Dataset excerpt
——————————

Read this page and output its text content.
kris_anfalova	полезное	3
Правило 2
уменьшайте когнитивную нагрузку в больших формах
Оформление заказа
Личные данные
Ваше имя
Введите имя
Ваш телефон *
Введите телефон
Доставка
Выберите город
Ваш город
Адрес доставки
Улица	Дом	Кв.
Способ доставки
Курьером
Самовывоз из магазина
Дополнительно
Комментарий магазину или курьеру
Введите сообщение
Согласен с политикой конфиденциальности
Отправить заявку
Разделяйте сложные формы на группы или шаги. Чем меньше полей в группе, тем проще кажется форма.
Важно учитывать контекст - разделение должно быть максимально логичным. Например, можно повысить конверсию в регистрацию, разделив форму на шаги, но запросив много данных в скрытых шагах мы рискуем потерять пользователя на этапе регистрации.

——————————

> [GIVEN EXERCISE] Return each entry from above without altering a single character.

> [THE SOLUTION]
Read this page and output its text content.
kris_anfalova	полезное	3
Правило 2
уменьшайте когнитивную нагрузку в больших формах
Оформление заказа
Личные данные
Ваше имя
Введите имя
Ваш телефон *
Введите телефон
Доставка
Выберите город
Ваш город
Адрес доставки
Улица	Дом	Кв.
Способ доставки
Курьером
Самовывоз из магазина
Дополнительно
Комментарий магазину или курьеру
Введите сообщение
Согласен с политикой конфиденциальности
Отправить заявку
Разделяйте сложные формы на группы или шаги. Чем меньше полей в группе, тем проще кажется форма.
Важно учитывать контекст - разделение должно быть максимально логичным. Например, можно повысить конверсию в регистрацию, разделив форму на шаги, но запросив много данных в скрытых шагах мы рискуем потерять пользователя на этапе регистрации.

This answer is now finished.